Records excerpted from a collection

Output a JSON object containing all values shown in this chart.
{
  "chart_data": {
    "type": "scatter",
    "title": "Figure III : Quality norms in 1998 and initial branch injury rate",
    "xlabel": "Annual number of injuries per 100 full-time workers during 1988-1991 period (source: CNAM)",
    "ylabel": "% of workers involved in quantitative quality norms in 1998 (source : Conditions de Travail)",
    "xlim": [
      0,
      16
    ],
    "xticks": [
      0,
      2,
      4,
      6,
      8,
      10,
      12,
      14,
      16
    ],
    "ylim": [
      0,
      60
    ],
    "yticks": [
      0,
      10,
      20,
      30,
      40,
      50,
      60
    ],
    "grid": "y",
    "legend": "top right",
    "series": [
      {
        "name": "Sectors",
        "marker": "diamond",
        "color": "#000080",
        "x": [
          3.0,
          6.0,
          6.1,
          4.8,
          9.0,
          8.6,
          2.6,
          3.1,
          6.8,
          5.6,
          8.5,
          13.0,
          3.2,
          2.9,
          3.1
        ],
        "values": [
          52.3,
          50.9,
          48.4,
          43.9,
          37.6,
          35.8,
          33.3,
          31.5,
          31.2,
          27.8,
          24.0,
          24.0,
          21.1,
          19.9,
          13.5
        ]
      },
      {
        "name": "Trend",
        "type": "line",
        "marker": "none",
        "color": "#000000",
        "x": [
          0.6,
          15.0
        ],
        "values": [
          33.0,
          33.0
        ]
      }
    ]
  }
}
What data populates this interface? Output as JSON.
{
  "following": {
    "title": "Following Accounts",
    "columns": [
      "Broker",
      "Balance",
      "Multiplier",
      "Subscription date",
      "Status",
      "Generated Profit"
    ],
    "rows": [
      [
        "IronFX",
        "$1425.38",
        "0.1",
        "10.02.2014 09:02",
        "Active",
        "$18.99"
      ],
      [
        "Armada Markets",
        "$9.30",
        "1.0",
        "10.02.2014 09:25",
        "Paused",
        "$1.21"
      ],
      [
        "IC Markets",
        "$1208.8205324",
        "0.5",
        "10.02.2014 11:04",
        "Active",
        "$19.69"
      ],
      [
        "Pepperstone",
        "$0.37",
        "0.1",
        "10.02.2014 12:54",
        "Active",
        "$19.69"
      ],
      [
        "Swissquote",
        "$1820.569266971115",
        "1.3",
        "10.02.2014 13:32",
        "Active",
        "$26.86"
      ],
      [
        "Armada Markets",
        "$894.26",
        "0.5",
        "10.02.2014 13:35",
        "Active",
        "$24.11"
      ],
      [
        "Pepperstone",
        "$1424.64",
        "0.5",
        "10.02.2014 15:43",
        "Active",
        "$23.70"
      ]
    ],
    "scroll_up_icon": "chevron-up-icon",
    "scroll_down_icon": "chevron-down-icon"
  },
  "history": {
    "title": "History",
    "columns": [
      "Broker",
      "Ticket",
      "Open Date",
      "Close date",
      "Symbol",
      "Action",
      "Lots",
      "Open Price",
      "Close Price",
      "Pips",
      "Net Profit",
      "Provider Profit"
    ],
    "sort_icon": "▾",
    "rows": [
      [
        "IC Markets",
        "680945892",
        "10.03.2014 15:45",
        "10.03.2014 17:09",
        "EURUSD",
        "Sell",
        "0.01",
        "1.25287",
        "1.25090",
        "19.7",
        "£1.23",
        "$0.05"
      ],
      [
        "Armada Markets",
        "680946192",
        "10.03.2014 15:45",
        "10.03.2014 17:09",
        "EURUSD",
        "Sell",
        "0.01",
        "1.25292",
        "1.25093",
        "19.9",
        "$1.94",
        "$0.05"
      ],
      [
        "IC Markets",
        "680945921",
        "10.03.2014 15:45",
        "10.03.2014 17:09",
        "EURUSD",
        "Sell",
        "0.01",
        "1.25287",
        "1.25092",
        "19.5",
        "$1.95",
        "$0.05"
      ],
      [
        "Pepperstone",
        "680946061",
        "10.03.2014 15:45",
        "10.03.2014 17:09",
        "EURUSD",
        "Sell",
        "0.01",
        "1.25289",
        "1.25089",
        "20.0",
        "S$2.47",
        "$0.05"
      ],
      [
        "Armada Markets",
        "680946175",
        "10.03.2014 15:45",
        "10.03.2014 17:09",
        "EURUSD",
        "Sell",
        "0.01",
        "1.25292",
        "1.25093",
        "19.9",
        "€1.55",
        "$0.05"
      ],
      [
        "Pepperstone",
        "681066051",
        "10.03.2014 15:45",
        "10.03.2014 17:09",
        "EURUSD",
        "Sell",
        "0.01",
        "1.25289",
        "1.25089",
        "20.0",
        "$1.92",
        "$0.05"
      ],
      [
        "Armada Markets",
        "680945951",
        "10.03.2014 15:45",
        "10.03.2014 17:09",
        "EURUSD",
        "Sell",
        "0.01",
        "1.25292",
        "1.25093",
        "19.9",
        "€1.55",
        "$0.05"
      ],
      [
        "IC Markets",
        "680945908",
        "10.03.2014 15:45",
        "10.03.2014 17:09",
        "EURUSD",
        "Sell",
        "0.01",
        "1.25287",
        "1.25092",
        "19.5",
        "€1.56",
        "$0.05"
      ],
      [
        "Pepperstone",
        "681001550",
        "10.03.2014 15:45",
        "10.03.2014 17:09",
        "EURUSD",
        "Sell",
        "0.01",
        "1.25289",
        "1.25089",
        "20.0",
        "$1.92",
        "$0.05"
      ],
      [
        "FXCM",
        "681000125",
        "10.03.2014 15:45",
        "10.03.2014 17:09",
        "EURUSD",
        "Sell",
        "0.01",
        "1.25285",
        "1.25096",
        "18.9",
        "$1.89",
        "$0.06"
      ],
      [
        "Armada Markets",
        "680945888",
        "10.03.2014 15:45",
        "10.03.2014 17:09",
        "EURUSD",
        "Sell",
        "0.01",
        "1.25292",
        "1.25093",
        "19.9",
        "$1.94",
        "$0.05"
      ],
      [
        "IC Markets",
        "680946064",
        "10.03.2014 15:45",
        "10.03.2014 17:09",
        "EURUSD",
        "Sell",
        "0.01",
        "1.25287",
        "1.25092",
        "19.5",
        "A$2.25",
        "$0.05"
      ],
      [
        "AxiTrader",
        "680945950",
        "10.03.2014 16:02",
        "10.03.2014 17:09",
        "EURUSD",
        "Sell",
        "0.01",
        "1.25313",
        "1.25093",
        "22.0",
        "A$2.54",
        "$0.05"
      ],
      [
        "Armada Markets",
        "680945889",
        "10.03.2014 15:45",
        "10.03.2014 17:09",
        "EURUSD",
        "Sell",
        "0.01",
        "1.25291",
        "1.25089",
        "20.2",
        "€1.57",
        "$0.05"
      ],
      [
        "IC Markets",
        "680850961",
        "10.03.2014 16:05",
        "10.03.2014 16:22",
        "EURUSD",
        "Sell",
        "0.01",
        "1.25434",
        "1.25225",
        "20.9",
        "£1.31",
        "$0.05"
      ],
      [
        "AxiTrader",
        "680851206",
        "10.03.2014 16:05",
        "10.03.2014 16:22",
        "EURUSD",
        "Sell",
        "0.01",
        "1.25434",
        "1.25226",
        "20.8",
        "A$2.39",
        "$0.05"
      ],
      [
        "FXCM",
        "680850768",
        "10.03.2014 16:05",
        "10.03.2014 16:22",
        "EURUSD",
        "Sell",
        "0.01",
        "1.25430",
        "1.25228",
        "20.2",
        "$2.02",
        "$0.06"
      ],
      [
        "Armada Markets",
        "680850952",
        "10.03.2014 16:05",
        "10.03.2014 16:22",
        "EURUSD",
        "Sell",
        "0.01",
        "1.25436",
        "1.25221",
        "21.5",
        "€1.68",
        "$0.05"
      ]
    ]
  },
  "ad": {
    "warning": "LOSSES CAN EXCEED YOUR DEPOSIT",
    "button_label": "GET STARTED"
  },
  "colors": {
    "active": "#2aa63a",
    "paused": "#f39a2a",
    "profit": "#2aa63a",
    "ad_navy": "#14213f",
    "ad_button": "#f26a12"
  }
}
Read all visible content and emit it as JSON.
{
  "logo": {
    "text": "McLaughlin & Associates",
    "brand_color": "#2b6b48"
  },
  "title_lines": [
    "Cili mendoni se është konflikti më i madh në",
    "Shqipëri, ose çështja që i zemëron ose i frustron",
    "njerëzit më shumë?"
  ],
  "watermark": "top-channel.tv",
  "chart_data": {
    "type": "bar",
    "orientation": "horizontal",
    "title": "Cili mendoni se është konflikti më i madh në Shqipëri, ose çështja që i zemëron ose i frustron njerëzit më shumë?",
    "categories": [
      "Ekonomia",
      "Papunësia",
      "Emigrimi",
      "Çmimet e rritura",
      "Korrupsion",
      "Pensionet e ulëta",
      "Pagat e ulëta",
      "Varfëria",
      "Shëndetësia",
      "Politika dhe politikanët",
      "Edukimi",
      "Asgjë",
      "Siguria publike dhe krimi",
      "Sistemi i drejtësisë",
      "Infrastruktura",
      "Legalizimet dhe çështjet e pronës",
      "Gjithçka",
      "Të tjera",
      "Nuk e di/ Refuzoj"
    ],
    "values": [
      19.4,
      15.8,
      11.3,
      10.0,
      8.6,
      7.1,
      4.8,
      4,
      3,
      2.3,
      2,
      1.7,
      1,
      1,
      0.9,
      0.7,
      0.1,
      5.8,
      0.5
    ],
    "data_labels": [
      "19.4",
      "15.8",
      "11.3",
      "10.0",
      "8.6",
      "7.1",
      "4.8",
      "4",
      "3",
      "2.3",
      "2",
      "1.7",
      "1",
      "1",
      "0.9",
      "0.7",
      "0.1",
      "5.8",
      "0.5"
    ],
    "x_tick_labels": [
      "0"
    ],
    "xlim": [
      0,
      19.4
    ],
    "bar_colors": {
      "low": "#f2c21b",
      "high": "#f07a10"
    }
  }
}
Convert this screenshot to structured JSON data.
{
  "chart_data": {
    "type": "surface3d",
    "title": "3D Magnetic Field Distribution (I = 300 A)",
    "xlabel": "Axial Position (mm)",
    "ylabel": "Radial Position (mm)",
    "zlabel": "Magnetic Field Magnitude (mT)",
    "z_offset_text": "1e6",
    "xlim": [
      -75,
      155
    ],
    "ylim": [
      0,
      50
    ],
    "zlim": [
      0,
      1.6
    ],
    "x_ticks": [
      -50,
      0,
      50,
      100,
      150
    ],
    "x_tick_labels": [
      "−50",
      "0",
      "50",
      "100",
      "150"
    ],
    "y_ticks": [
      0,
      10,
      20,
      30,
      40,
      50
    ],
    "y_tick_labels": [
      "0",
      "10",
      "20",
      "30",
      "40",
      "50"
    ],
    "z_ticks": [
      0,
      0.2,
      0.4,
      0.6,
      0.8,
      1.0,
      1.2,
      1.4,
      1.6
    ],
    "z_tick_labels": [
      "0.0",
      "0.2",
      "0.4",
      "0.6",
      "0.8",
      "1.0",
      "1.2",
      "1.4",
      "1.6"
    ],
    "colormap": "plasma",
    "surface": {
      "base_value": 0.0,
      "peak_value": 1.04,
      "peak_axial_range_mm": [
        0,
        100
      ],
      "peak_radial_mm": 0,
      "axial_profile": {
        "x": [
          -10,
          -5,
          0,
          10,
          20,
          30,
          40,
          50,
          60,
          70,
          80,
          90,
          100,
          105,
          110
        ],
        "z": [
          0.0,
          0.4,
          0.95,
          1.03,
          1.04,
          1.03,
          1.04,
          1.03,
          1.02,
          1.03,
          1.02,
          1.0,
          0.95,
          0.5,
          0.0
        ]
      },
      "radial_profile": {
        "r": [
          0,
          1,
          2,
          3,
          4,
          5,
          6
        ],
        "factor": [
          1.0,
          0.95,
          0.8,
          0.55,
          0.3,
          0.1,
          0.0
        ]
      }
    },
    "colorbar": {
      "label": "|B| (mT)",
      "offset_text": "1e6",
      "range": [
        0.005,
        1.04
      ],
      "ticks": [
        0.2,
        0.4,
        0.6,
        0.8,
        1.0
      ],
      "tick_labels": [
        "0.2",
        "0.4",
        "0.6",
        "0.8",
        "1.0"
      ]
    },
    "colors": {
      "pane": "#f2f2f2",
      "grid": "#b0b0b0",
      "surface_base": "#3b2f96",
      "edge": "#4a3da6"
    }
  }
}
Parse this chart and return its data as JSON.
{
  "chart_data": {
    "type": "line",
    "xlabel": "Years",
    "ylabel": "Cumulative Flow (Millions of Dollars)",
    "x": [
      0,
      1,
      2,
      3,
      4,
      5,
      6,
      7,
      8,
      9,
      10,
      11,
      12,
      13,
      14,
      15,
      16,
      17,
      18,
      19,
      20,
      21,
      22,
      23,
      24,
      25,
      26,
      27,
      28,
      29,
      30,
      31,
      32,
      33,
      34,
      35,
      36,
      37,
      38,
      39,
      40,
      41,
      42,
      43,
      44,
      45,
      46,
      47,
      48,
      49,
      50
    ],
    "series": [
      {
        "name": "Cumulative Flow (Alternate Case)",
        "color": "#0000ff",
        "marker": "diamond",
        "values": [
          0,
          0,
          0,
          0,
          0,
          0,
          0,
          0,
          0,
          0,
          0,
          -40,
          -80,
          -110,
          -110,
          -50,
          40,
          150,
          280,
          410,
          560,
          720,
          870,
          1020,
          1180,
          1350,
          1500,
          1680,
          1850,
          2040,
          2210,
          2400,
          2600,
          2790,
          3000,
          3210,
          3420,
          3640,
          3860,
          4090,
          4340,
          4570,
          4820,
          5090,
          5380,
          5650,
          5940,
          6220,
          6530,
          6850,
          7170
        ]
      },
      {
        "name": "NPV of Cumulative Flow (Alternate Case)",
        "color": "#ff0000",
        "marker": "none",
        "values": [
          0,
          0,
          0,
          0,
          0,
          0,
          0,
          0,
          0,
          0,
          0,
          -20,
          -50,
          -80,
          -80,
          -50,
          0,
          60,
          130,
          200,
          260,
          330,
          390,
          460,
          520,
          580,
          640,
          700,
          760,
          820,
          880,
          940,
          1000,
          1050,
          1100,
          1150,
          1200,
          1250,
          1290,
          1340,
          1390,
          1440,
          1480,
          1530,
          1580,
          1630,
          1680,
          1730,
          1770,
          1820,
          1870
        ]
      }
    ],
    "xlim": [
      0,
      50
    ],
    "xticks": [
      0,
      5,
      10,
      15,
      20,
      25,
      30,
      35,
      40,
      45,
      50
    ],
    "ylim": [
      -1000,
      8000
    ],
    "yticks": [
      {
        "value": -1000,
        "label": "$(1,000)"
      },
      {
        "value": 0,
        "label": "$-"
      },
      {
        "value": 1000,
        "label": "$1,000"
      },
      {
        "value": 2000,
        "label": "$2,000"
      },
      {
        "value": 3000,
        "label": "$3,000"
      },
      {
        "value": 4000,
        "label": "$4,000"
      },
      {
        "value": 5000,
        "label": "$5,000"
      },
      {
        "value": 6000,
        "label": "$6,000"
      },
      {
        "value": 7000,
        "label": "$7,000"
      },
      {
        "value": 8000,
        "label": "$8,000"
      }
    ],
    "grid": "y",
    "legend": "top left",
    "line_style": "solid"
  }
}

The request: Reproduce every line of the listing above in which the string "Magnetic" appears.

Exercise output:
    "title": "3D Magnetic Field Distribution (I = 300 A)",
    "zlabel": "Magnetic Field Magnitude (mT)",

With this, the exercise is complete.